Begin Exercise data
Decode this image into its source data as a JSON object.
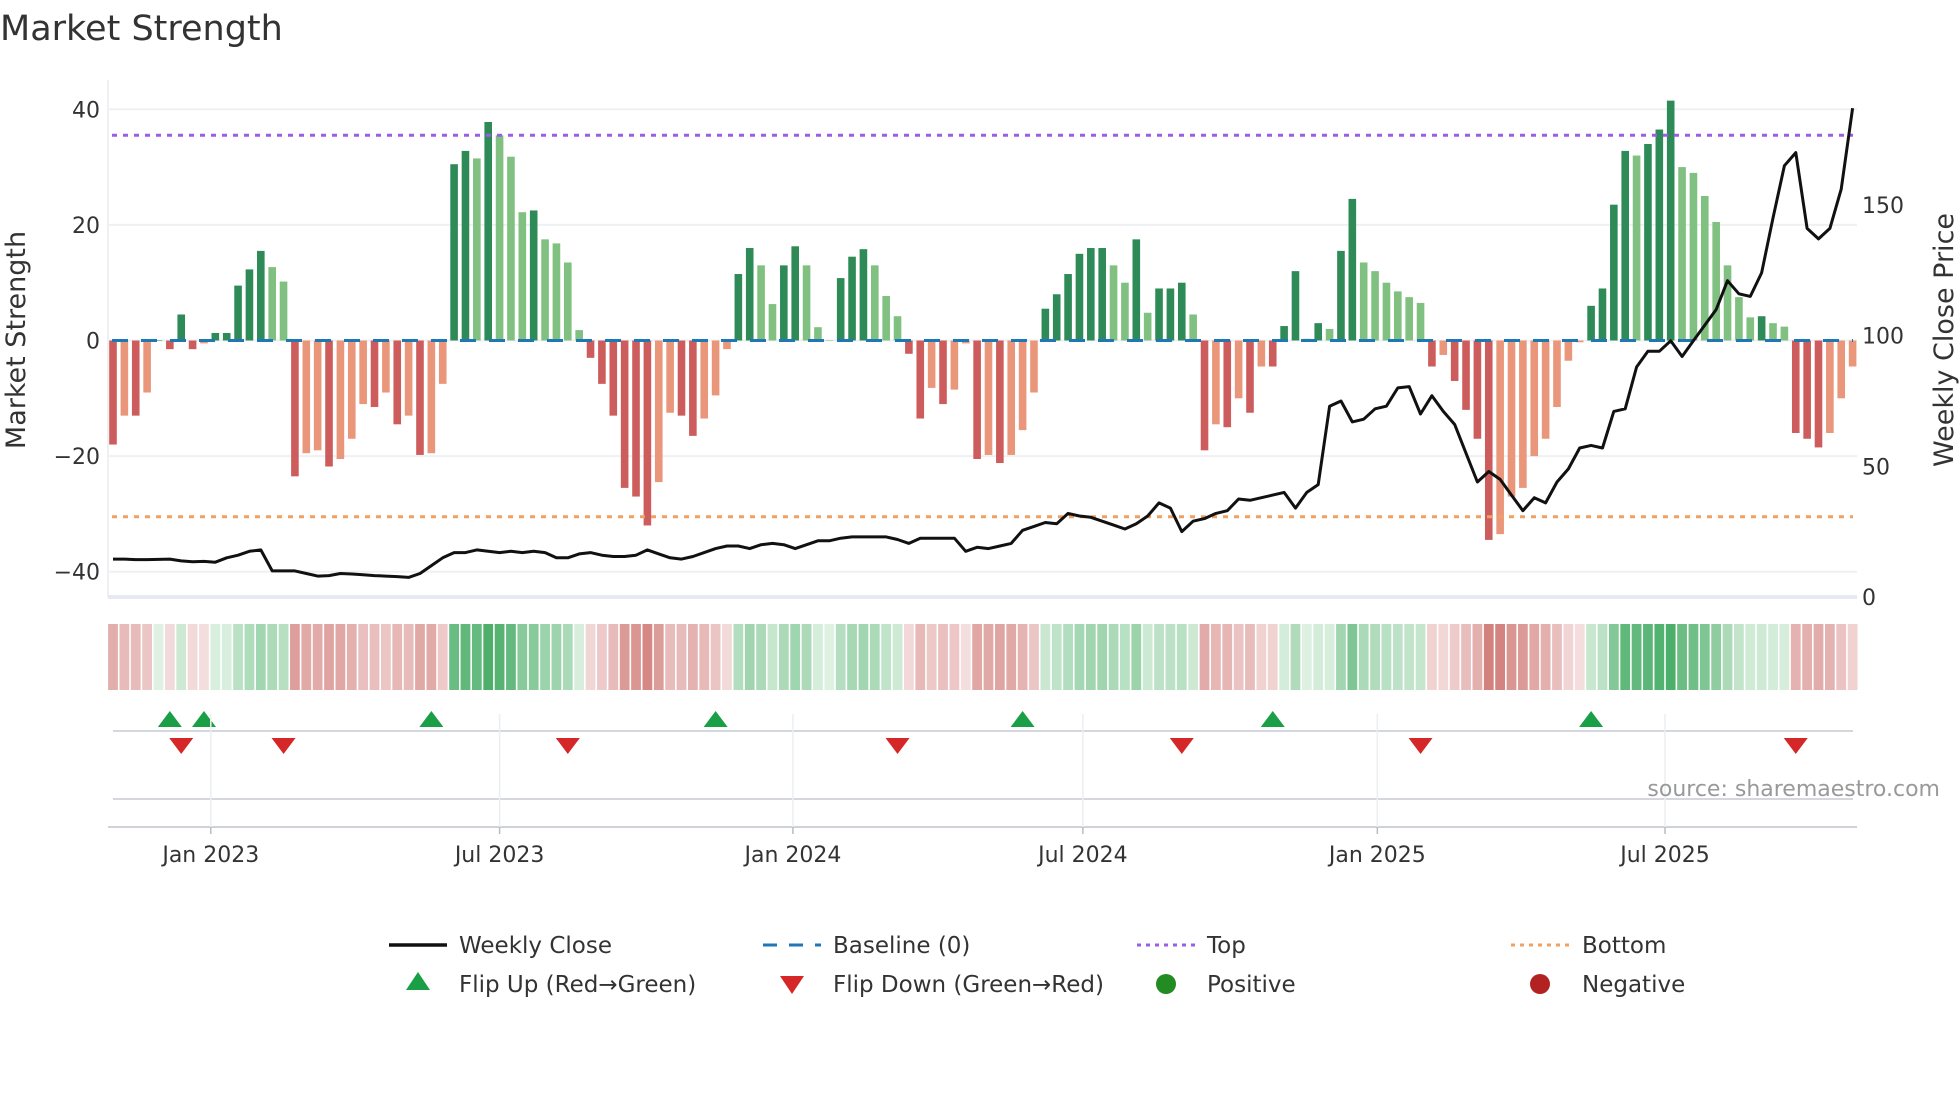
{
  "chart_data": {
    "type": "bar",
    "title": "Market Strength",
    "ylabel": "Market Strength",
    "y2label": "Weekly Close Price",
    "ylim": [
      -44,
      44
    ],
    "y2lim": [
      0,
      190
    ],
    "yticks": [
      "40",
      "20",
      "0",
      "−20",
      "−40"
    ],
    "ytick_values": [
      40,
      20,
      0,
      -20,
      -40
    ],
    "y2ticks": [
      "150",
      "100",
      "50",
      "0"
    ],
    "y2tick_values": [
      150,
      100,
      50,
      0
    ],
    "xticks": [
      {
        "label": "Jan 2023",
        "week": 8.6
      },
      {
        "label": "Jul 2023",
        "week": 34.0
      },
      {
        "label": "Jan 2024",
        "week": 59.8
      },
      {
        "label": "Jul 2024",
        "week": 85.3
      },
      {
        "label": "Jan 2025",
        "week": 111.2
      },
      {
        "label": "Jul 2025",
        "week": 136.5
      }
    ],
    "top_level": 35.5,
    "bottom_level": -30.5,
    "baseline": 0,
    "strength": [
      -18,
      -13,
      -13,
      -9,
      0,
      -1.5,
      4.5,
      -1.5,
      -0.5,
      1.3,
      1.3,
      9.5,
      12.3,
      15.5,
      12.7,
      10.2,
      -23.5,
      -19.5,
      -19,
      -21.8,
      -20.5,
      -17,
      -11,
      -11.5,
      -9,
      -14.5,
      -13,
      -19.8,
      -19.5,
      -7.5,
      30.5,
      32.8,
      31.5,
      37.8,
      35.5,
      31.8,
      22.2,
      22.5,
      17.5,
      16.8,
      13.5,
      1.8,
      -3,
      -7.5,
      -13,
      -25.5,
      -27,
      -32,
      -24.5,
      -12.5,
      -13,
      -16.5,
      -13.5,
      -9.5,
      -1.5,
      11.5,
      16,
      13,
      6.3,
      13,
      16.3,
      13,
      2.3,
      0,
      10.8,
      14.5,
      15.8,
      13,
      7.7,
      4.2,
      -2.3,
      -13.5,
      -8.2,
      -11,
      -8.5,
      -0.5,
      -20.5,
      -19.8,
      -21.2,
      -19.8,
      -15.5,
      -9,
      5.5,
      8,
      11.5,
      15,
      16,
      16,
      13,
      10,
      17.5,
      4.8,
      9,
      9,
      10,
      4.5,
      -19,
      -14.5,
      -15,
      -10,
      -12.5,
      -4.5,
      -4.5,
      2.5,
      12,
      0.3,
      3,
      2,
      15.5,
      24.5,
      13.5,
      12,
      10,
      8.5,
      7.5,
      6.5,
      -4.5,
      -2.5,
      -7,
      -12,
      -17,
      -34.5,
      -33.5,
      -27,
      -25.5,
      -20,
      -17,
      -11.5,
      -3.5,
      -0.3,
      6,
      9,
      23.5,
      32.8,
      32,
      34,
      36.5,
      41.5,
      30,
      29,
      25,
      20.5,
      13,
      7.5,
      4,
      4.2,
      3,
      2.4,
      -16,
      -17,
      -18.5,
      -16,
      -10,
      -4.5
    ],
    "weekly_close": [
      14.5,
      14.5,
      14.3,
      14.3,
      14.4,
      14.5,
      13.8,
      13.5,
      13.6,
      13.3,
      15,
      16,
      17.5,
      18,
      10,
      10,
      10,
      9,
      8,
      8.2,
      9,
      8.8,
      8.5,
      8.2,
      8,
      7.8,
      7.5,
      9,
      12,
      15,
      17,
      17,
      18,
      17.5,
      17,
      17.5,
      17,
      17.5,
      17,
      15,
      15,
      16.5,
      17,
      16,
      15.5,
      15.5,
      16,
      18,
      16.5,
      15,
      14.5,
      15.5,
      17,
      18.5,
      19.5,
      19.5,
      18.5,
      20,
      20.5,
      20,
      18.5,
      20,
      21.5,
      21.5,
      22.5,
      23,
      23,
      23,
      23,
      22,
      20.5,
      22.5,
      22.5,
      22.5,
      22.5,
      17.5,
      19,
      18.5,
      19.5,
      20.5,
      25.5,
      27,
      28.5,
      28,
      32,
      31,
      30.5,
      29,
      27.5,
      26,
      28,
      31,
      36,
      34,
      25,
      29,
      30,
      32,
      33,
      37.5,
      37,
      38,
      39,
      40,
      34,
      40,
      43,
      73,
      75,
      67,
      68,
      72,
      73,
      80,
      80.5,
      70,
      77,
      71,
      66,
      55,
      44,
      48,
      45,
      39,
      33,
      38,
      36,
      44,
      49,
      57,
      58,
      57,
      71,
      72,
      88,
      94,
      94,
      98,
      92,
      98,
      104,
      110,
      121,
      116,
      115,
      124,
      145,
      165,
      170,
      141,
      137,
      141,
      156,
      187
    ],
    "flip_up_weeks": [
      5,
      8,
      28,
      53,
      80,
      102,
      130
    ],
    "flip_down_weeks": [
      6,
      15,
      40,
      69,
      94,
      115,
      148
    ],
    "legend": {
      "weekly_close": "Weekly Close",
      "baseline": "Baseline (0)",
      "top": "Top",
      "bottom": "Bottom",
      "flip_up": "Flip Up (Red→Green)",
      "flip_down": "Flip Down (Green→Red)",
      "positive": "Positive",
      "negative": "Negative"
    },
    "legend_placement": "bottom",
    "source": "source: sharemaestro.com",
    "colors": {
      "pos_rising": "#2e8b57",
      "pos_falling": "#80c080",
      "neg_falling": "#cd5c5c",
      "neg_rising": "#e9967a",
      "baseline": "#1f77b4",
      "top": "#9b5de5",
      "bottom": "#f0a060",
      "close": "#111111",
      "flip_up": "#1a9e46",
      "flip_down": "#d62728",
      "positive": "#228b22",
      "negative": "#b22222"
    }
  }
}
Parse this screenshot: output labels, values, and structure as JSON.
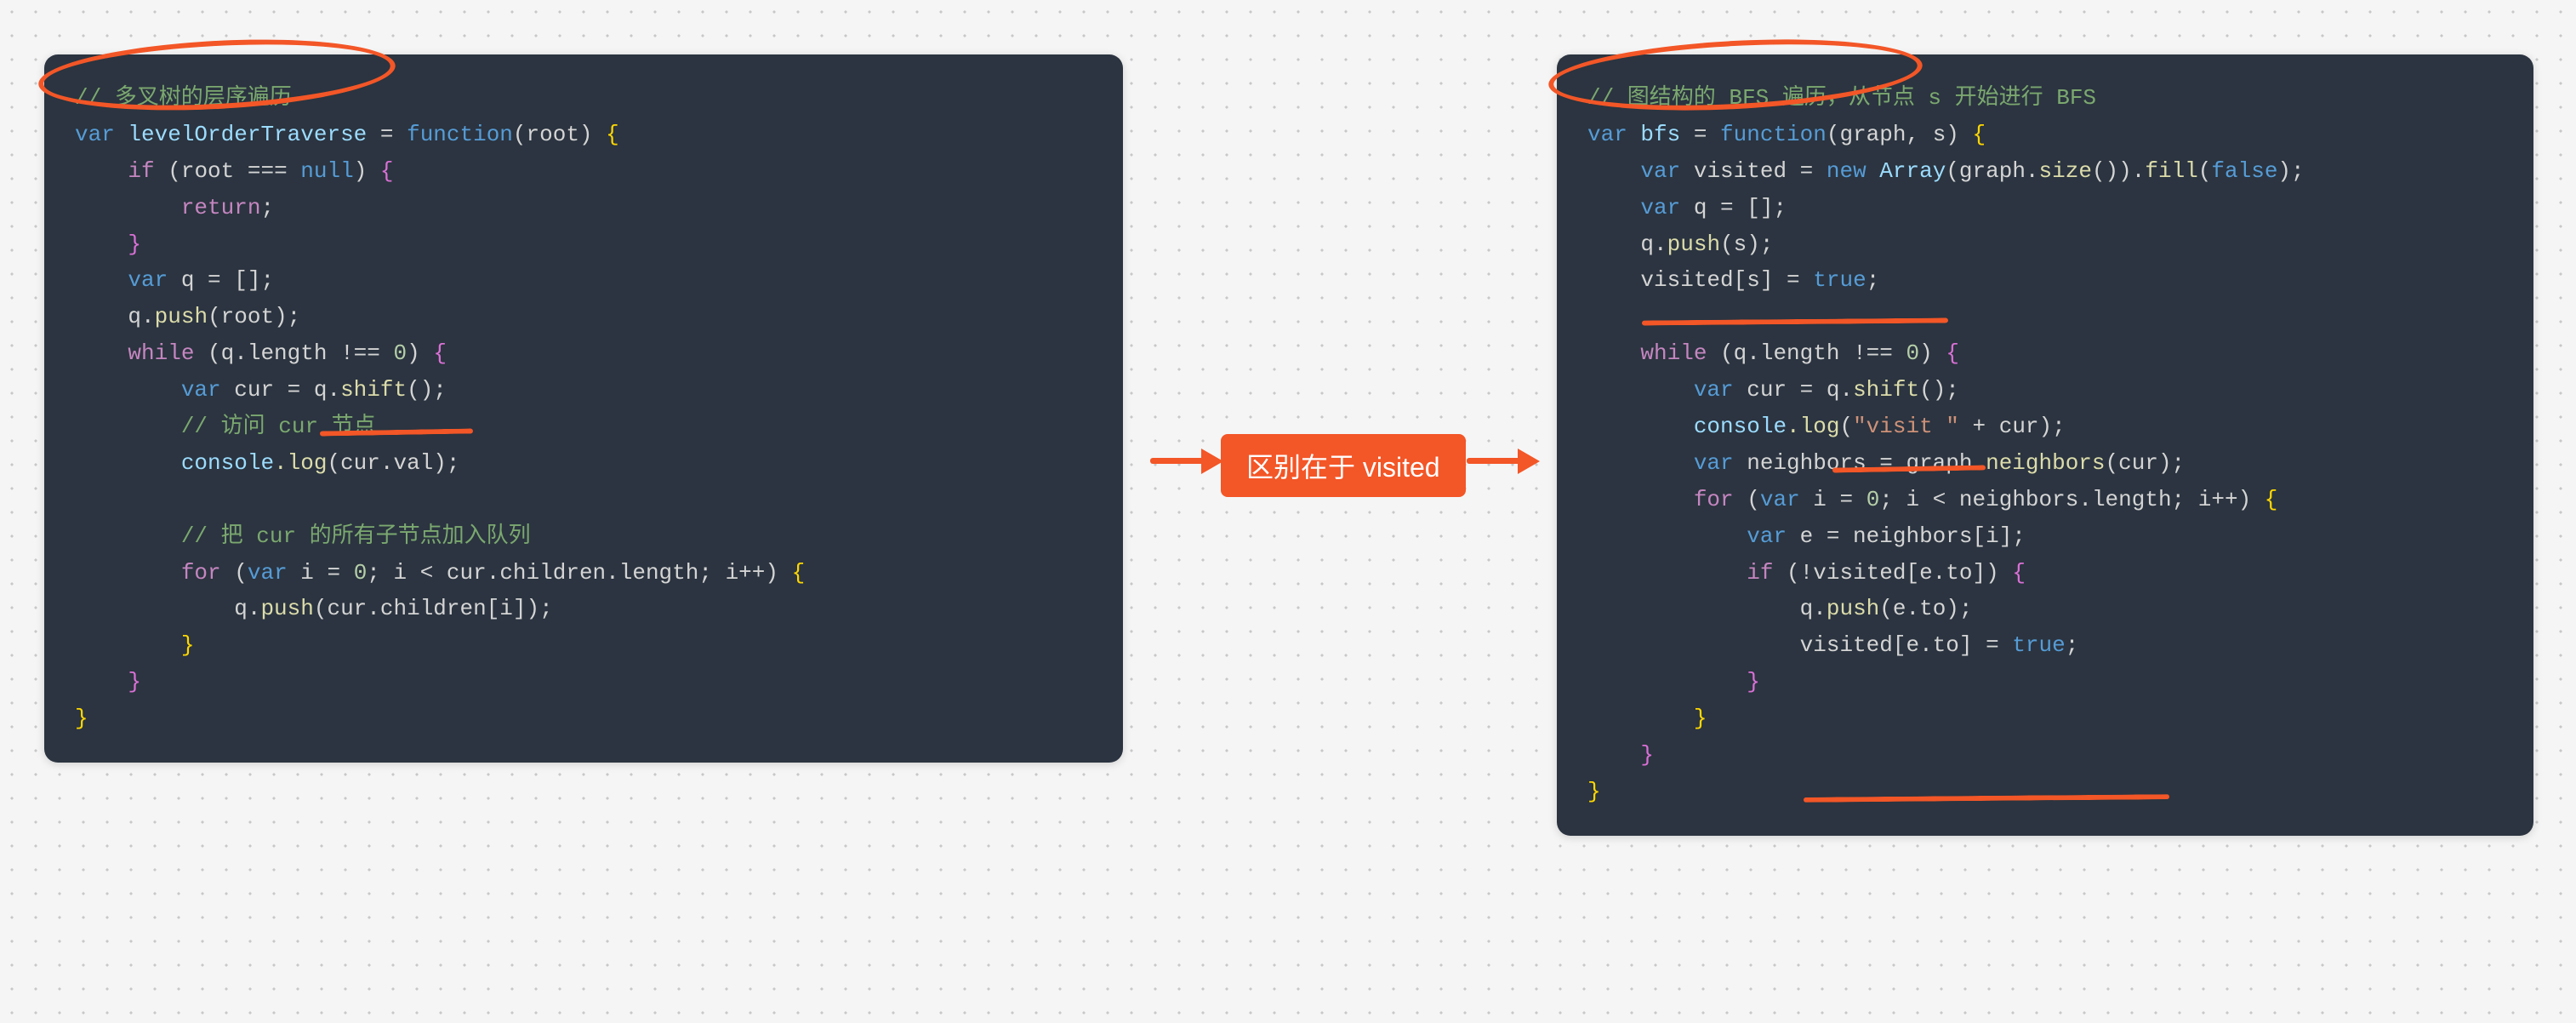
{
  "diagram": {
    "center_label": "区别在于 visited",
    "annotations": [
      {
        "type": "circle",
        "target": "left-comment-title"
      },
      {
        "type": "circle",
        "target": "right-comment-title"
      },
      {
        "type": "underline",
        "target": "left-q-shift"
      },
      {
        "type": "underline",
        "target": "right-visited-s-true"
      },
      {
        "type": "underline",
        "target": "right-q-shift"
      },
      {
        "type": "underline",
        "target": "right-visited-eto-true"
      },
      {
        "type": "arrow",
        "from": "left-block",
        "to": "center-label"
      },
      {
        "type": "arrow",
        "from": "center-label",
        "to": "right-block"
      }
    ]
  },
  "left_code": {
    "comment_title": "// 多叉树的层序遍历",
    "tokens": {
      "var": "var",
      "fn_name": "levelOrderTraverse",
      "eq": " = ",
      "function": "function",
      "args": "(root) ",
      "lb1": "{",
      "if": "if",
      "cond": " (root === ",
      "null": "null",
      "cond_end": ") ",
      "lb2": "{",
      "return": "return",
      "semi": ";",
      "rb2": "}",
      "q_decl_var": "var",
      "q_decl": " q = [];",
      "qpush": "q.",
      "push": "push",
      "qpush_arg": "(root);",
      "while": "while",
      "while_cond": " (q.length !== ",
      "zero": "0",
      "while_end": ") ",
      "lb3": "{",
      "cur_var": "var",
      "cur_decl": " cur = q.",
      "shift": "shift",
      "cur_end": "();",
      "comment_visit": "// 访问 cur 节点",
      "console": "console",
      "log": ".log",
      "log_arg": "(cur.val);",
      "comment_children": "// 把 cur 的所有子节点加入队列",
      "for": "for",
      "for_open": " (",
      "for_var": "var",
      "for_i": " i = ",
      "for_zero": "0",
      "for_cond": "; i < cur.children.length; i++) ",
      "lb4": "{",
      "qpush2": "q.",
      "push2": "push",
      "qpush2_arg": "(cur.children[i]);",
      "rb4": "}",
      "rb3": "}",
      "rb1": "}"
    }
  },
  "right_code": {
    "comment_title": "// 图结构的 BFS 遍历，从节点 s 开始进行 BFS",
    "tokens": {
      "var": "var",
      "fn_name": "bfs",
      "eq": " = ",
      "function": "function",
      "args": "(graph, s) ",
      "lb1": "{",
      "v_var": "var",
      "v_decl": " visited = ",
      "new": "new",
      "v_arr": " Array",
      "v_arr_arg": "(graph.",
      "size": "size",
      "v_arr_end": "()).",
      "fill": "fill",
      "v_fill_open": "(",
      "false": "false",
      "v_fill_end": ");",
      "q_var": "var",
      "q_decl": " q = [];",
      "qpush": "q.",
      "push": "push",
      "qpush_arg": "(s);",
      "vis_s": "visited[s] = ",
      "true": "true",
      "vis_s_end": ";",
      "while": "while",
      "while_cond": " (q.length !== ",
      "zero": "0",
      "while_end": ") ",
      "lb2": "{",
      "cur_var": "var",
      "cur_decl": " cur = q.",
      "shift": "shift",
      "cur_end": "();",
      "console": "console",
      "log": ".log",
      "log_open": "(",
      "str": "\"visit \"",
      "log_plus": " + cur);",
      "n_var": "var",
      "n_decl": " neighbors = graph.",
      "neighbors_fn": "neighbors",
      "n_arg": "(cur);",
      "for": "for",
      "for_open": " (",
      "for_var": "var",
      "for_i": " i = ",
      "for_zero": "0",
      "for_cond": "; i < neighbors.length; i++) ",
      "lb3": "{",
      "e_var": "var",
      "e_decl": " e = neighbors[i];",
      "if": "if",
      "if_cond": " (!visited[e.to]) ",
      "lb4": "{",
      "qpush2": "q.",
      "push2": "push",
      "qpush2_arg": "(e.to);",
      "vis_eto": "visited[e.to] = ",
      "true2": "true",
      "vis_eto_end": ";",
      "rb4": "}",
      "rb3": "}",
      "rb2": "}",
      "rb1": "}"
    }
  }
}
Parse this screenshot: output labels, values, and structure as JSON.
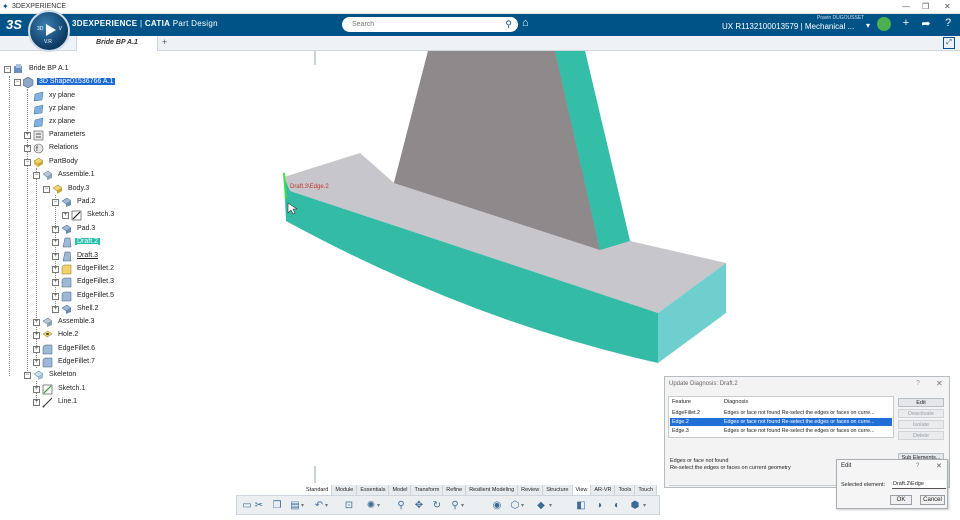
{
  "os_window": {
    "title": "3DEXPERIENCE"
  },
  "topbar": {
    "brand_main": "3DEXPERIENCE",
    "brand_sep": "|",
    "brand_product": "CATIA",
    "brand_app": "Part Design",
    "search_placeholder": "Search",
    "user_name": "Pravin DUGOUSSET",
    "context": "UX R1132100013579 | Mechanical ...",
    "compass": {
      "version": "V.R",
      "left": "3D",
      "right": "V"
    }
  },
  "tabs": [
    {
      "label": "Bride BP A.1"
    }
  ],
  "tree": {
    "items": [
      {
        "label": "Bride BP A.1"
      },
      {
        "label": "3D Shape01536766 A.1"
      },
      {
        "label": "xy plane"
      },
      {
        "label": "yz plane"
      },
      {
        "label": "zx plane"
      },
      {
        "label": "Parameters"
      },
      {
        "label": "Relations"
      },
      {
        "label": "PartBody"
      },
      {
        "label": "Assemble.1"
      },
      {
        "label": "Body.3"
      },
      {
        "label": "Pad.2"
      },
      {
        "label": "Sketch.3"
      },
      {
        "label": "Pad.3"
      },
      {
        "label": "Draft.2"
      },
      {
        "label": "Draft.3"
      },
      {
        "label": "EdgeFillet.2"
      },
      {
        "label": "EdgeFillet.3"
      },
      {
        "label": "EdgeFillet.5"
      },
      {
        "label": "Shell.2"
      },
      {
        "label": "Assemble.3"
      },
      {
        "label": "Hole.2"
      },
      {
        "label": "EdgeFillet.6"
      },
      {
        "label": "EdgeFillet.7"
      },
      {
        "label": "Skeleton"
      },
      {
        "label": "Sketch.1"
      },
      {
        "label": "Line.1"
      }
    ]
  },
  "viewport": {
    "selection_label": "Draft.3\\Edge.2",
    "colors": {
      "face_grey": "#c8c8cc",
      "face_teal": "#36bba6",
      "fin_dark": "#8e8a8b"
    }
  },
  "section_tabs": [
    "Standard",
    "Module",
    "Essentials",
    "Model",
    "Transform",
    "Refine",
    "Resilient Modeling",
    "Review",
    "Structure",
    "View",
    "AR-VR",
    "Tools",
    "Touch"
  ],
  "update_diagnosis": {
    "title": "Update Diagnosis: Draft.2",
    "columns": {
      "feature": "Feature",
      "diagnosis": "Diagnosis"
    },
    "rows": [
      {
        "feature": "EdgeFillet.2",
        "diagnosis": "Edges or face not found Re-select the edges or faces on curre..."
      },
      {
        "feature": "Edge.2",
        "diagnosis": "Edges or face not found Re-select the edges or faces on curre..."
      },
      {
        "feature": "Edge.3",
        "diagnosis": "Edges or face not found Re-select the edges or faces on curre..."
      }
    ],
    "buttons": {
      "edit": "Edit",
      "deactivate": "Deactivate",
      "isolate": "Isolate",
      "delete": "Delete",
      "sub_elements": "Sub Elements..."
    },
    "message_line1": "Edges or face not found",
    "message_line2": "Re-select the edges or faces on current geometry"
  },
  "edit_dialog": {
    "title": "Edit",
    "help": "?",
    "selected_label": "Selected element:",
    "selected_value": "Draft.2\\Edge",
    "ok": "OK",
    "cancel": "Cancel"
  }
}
End Exercise data
Short task: Extract, from the material above, each line holding the word "neighbors".

Complete answer:
      "n_decl": " neighbors = graph.",
      "neighbors_fn": "neighbors",
      "for_cond": "; i < neighbors.length; i++) ",
      "e_decl": " e = neighbors[i];",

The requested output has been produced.